** Verilen Metin **
..........

Ben toplantının çekimlerini izledikten sonra, kendi kendime ‘eyvah bu yayından sonra yer yerinden oynar' diye düşündüm. Ürperdim. Tam da bu tür şeyler olmasın diye, biraz da toplumun öfkesini de yatıştıracak bir iki laf söyledim. ‘Be kardeşim bizin başka derdiniz mi yok ki bu tür şeyler yapıyorsunuz' demeye gelecek sözler…
Aradan bir iki hafta geçti geçmedi… A a bir de baktım bir mahkeme celbi. Birileri, “efendim bana hakaret edildi” diye bizi mahkemeye vermiş.
Kendi kendime “Allah Allah bu ne cesaret! Gelip Müslüman mahallesinde salyangoz satacaksın, Kuran'a ve Hz Peygamber'e bu kadar tahkir edeceksin, biri de çıkıp sana “höst!” deyince, “Vay bana hakaret ettin” diyeceksin, dava açacaksın!” diye düşündüm.
Ne ilginç bir memleket! Bir milletin kutsal kitabına hakaret edeceksin, peygamberi için ağza alınmadık laf bırakmayacaksın, bu fikir hürriyeti oluyor. Ama siz bir edepsizi edebe çağırırsanız bu hakaret olacak!
İki yıldır devam etti dava. Geçenlerde karar verildi ve bize verilecek ceza bir tür ertelenmeye tabi tutuldu. Üç yıl içinde benzer bir hakaret edersem önceki de hesaba katılacak.
İslam'a ve Kur'an'a her türlü hakaretin işlendiği toplantının mimarı olan adam, kalkmış temyize gitmiş. Siz bu adamı nasıl cezalandırmazsınız diye! “Bana hakaret edildi, tazminat ödensin” diyor. Ama kendisi Kuran'a küfretmiş bir cezası yok, “Kuran'daki kafa küçük bir kafa, keh keh keh” deyip Cenab-ı Rabbül âlemin ile güya dalga geçecek, ceza yok, Hz. Peygamberin namusuna ve ırzına hakaret edecek ceza yok. Varsa yoksa beyefendinin izzeti! (Esasında o görüntülerin bir kere daha yayınlanmasının tam sırası ama… yine de memlekete yazık olur...)
İşte ben bu cesareti anlayamıyorum. Acaba, o ağır hakaretlerin bedelini ona ödetecek kanunlar veya ona haddini bildirecek bir kurumsal birlik olsaydı, bu edep yoksunları, İslam'a ve Kur'an'a bu kadar cesaretle saldırabilirler miydi?

..........

** Mekânsal düzen verileri **
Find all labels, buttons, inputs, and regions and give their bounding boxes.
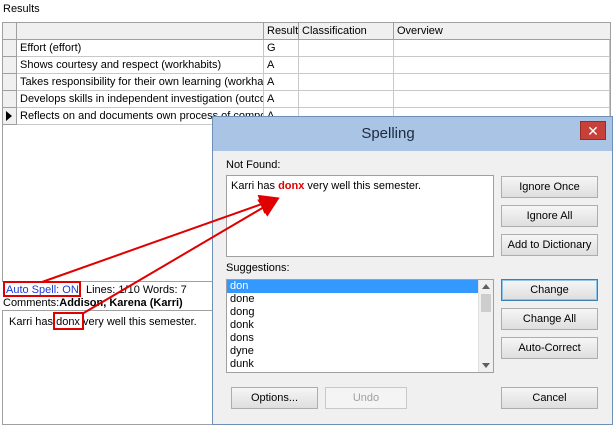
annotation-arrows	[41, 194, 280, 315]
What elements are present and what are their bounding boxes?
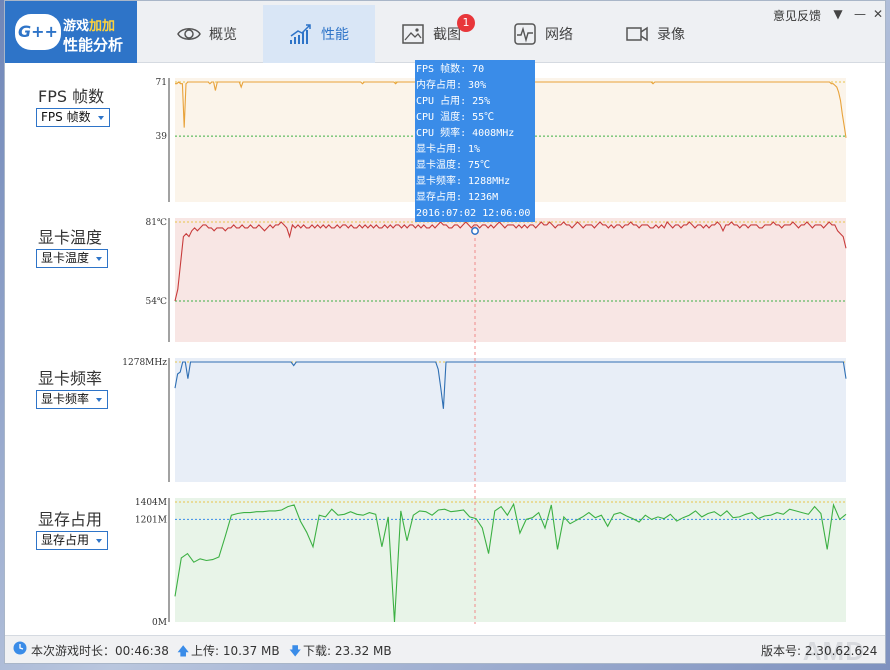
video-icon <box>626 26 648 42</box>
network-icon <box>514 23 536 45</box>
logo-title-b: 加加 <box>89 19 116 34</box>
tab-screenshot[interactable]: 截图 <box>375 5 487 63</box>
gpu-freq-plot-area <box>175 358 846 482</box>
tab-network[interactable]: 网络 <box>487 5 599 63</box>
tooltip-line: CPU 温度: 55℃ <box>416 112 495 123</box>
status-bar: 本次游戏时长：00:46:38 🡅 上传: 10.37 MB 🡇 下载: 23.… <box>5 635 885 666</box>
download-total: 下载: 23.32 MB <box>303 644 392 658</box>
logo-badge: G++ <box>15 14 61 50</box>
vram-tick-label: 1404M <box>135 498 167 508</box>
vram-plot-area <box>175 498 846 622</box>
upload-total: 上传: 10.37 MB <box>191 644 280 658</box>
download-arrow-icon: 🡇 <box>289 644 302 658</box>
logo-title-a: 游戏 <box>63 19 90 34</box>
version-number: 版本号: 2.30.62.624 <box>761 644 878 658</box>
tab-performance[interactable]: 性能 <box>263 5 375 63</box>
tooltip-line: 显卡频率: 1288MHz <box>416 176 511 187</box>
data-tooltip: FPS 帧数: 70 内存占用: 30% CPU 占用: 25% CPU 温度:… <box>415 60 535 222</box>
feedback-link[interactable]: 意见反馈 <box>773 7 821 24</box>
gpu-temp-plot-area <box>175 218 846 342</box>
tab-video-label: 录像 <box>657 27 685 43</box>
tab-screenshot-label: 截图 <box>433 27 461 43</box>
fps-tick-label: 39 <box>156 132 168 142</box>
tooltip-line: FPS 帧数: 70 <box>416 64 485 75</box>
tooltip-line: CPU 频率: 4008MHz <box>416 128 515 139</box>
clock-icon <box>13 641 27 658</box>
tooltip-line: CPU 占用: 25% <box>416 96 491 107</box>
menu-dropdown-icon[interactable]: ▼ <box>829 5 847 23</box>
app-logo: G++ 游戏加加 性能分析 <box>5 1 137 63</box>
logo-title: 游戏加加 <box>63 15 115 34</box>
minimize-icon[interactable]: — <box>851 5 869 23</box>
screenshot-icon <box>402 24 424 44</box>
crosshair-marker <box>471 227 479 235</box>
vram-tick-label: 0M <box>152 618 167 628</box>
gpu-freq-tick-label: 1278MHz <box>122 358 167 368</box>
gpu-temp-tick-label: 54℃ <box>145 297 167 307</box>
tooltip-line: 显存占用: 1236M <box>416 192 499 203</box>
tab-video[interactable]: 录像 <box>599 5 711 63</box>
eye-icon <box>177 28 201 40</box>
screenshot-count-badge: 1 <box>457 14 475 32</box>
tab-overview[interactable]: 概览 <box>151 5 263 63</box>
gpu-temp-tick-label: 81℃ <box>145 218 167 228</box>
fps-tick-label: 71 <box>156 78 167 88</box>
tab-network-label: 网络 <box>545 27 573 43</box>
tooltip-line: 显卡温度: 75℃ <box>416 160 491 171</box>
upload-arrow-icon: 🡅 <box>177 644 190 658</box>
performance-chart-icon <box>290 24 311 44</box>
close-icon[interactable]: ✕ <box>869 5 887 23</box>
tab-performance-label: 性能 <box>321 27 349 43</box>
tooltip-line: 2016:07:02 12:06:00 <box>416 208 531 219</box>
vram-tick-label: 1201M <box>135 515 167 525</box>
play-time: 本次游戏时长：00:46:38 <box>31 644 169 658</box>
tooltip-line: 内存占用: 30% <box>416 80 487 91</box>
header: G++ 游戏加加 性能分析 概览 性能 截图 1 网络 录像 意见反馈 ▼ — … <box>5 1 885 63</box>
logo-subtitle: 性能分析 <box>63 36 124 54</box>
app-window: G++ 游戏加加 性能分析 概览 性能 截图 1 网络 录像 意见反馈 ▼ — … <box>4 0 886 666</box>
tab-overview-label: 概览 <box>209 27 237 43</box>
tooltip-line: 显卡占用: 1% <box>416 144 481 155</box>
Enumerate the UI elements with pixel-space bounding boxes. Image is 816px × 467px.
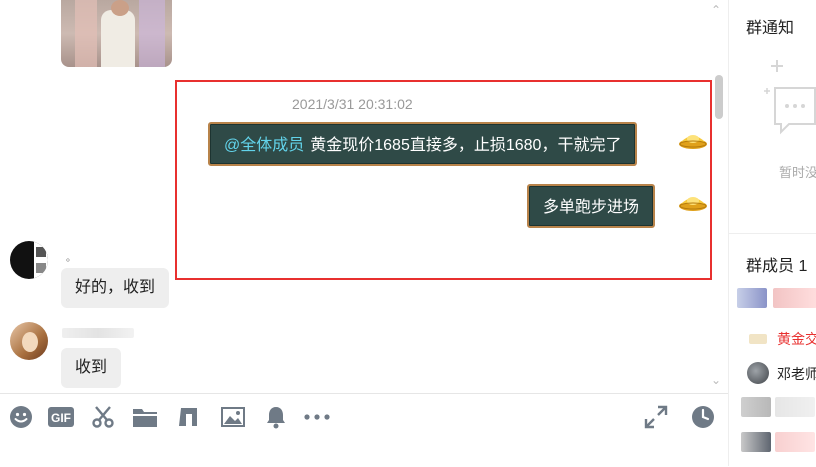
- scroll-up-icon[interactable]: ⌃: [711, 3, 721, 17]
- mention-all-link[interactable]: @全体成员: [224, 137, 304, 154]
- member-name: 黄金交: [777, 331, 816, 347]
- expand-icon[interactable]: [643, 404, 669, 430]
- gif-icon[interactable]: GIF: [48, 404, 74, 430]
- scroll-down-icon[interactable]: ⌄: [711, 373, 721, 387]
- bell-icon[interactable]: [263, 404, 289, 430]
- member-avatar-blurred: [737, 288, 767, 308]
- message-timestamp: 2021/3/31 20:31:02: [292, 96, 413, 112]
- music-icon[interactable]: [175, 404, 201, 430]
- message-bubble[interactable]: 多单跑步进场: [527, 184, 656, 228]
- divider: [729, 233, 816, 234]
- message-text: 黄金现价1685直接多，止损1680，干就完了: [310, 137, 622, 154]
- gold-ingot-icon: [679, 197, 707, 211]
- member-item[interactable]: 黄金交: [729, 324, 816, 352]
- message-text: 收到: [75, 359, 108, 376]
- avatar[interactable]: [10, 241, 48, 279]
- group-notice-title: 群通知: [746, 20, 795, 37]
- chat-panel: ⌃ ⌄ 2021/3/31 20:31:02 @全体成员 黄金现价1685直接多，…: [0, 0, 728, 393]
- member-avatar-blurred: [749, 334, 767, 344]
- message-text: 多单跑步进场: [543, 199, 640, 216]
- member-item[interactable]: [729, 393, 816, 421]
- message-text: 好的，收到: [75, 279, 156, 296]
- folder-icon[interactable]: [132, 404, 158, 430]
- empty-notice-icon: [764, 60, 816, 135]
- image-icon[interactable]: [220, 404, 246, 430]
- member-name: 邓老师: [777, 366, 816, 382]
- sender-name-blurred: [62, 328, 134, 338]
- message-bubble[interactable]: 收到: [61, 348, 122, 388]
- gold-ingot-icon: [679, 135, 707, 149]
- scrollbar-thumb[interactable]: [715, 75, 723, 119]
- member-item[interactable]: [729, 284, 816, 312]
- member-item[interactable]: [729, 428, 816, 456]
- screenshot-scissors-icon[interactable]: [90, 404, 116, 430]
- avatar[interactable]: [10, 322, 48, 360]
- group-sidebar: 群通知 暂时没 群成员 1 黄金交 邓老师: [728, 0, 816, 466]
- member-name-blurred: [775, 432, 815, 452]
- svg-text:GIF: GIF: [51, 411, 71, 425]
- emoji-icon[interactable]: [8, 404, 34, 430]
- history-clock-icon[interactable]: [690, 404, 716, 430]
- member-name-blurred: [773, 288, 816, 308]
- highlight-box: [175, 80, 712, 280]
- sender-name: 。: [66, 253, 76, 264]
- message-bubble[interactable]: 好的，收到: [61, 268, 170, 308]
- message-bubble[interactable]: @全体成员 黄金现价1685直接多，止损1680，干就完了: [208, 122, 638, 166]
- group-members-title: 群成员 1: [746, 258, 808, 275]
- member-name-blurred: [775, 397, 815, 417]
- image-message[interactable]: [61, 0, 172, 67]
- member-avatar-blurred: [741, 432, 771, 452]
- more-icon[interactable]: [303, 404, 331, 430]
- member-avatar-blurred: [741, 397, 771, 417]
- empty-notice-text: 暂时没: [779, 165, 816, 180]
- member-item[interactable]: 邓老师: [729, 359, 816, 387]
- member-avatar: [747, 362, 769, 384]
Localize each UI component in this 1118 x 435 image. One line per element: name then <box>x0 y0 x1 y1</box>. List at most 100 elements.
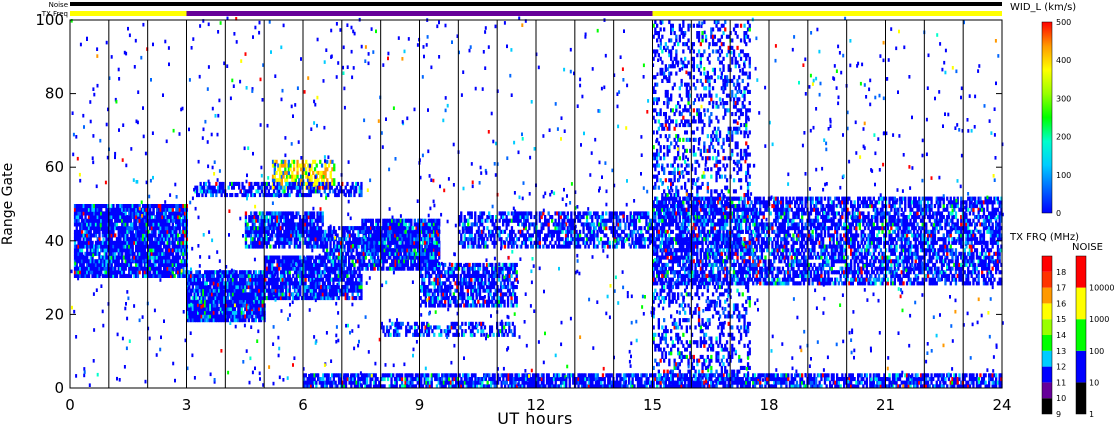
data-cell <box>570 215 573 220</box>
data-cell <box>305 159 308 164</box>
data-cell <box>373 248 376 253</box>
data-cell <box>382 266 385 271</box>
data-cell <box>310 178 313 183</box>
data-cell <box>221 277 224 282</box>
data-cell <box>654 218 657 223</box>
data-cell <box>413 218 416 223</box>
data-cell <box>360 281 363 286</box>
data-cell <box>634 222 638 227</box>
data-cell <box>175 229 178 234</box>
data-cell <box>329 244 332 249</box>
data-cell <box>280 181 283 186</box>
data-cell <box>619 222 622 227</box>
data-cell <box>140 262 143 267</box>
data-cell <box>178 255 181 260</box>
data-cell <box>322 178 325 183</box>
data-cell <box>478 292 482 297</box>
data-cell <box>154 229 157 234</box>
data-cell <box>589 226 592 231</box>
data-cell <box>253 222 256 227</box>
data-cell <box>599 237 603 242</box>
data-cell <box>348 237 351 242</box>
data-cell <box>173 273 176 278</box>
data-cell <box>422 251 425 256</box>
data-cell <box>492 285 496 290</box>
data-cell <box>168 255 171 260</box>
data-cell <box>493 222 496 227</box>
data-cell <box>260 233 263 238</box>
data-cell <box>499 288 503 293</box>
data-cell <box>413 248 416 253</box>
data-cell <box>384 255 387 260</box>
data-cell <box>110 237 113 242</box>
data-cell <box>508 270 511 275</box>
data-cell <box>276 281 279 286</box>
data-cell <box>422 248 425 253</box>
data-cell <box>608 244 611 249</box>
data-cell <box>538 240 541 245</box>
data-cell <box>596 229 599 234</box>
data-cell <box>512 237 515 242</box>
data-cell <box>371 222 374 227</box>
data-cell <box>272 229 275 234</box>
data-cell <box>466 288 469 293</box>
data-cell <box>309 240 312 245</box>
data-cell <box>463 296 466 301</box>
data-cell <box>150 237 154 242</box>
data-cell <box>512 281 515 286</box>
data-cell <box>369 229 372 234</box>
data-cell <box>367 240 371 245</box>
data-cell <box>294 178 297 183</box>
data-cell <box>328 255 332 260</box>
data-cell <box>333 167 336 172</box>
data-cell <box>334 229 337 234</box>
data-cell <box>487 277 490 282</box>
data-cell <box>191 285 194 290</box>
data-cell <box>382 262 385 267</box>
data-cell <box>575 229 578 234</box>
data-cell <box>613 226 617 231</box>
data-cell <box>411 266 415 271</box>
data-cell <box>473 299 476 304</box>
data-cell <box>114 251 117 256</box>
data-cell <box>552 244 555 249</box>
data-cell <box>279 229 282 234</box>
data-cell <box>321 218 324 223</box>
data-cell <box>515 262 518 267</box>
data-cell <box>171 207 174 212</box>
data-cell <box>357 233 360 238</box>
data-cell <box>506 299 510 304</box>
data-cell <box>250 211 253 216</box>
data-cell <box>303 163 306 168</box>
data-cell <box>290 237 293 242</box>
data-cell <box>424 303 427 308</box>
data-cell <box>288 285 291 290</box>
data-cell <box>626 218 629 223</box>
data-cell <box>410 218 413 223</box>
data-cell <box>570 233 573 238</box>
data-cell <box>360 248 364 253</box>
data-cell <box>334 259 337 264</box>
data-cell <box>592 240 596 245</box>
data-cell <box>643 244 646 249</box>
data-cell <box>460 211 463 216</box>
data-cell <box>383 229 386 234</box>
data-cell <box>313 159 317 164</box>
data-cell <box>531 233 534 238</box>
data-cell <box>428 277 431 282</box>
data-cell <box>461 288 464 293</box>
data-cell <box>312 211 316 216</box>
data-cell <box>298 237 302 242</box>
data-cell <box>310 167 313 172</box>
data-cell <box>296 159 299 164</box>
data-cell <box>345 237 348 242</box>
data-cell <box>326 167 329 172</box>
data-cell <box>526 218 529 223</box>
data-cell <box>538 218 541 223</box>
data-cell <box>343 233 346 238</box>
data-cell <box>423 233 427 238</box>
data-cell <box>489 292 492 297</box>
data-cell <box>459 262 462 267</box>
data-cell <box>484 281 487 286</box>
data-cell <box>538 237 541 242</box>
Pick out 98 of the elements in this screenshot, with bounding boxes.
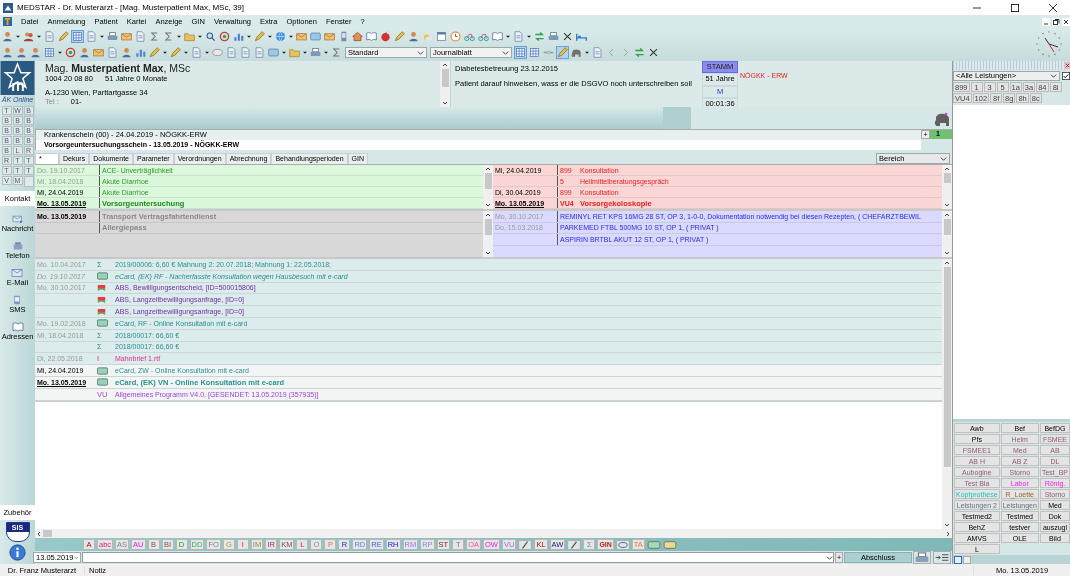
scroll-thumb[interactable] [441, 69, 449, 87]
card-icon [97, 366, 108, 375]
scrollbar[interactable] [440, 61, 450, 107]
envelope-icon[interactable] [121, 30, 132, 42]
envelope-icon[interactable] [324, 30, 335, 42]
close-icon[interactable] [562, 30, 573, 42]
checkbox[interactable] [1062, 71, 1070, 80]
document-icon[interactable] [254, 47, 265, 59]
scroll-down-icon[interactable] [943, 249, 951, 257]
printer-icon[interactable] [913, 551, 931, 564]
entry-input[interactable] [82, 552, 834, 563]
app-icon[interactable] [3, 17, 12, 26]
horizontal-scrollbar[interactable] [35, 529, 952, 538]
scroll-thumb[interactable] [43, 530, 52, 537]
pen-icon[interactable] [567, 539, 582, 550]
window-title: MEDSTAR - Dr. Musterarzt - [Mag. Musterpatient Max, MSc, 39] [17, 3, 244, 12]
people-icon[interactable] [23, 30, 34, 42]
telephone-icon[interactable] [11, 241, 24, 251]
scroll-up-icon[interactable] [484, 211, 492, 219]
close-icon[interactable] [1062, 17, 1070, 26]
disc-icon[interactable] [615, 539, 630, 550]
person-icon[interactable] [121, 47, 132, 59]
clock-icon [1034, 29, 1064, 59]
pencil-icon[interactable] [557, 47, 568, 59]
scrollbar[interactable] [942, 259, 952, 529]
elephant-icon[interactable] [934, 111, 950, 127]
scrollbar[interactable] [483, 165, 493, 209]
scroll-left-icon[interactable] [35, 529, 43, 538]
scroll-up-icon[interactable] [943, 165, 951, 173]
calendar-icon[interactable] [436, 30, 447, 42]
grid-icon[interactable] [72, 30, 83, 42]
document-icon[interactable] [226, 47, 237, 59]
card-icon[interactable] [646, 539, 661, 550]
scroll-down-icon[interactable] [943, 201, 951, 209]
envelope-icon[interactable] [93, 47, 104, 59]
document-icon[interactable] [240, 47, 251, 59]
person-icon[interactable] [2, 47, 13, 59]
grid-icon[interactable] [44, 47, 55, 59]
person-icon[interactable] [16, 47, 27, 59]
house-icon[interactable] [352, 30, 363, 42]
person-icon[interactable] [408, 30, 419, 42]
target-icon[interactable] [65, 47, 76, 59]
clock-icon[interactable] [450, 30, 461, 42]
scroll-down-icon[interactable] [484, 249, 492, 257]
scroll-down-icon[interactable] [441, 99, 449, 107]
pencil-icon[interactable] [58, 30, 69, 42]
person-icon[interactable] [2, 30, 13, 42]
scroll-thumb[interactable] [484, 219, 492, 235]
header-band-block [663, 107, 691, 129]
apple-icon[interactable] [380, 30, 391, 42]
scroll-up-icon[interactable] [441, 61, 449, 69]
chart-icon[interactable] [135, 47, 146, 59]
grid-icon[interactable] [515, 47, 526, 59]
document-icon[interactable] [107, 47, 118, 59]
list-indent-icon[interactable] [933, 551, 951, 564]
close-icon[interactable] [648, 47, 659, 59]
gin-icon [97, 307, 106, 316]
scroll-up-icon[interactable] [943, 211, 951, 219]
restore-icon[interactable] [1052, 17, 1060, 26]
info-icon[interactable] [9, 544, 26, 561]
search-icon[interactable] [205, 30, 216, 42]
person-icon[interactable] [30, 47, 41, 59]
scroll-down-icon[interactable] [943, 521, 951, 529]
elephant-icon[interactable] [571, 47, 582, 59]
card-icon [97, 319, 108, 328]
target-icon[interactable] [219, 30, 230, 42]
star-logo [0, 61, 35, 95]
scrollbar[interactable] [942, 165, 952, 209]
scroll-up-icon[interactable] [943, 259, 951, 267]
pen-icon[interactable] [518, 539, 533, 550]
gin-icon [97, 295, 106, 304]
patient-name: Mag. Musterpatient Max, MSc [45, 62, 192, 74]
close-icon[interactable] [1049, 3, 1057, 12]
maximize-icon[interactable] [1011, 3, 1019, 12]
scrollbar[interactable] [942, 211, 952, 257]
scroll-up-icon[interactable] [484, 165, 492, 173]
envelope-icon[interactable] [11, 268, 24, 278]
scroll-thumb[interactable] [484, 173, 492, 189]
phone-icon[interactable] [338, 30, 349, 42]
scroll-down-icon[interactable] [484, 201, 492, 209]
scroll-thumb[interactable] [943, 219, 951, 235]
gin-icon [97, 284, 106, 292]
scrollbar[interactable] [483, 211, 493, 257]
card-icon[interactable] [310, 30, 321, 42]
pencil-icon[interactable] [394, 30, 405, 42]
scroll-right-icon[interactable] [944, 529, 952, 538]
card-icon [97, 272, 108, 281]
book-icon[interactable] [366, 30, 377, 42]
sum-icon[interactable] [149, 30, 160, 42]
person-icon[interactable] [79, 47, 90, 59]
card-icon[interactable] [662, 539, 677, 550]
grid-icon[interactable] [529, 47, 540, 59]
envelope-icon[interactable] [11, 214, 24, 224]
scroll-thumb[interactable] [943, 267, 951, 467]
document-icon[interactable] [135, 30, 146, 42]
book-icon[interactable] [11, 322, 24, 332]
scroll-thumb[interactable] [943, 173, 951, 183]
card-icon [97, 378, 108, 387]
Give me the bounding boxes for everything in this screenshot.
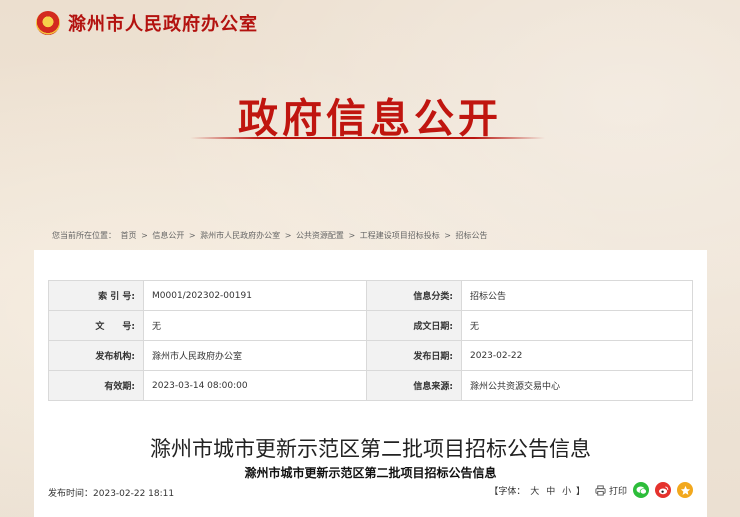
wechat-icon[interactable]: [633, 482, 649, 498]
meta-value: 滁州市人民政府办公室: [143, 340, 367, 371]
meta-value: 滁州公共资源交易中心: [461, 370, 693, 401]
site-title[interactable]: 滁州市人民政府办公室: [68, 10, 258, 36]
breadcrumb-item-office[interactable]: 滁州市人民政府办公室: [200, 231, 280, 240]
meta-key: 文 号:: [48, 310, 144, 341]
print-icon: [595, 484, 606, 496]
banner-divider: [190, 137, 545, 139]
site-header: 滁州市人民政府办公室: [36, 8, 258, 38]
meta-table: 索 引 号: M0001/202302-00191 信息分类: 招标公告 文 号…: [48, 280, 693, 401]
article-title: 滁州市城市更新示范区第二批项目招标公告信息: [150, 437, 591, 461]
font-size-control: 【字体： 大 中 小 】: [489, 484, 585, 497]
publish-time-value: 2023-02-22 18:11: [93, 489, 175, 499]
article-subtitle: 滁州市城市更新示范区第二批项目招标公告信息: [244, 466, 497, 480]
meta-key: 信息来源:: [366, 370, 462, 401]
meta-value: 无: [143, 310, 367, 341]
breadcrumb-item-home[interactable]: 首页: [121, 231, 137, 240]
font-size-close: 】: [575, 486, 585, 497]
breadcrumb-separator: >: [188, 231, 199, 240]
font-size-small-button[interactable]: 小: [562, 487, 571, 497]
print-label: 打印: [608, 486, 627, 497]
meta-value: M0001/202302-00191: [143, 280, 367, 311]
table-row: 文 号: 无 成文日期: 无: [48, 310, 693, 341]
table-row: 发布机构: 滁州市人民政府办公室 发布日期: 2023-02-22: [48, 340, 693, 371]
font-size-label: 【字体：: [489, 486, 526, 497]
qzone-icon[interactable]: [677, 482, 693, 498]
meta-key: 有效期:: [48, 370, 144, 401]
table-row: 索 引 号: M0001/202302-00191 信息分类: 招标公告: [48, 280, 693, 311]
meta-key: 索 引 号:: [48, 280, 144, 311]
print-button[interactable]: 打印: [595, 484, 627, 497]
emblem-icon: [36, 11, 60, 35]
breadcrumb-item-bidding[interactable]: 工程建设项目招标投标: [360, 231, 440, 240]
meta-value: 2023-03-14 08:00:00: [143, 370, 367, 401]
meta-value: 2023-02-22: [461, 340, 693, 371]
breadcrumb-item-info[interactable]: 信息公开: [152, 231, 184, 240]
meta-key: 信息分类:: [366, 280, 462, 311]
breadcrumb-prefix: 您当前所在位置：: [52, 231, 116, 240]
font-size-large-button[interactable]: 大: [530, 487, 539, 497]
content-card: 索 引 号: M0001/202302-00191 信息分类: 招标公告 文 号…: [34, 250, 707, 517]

..........

** Çözülecek Problemler **
1) Hakaret davasını anlatan metinde sayıyla belirtilen bütün süreleri sıralayın.
2) Hakaret davasını anlatan metne göre aşağıdaki soruları lütfen kısaca yanıtlayın.
(a) Dava ne kadar sürdü?
(b) Yazara verilecek cezaya ne oldu?
(c) Toplantının mimarı olan adam karardan sonra ne yaptı?
3) Hakaret davasını anlatan metni kaldığı yerden sürdürün.

** Çıktılar **
1)
- bir iki hafta
- iki yıl
- üç yıl

2)
(a) İki yıl sürdü.
(b) Bir tür ertelenmeye tabi tutuldu.
(c) Temyize gitti.

3)
Sanmıyorum!
ABD GENELKURMAY BAŞKANI
CİA başkanından sonra ABD genel başkanı da Türkiye'ye geldiğine göre, yakında bu topraklarda bir arbede yaşanacak demektir.
Bilmiyorum neler konuşuldu. Ama konuşulanların ne kadarının bizim menfaatimize ne kadarının bizim belamıza olduğunu henüz bilemiyoruz. Ancak, 1990'dan bu yana, o ikili her ne zaman Türkiye'ye gelmişse Türkiye'nin başına gelmeyen kalmamıştır.
Hala da Amerika'nın sözlerine kanıp iş yapmaya devam ediyoruz yazık ki! Evet, anlıyorum Ülke, bağımlı bir ülke ve hala Batının ve ABD'nin dayatmalarına cesaretle “hayır!” diyecek güce tam sahip değil. Baştakilerin bireysel cesareti de bir yere kadardır. Sonunda ülkeye istediklerini yaptırıyorlar.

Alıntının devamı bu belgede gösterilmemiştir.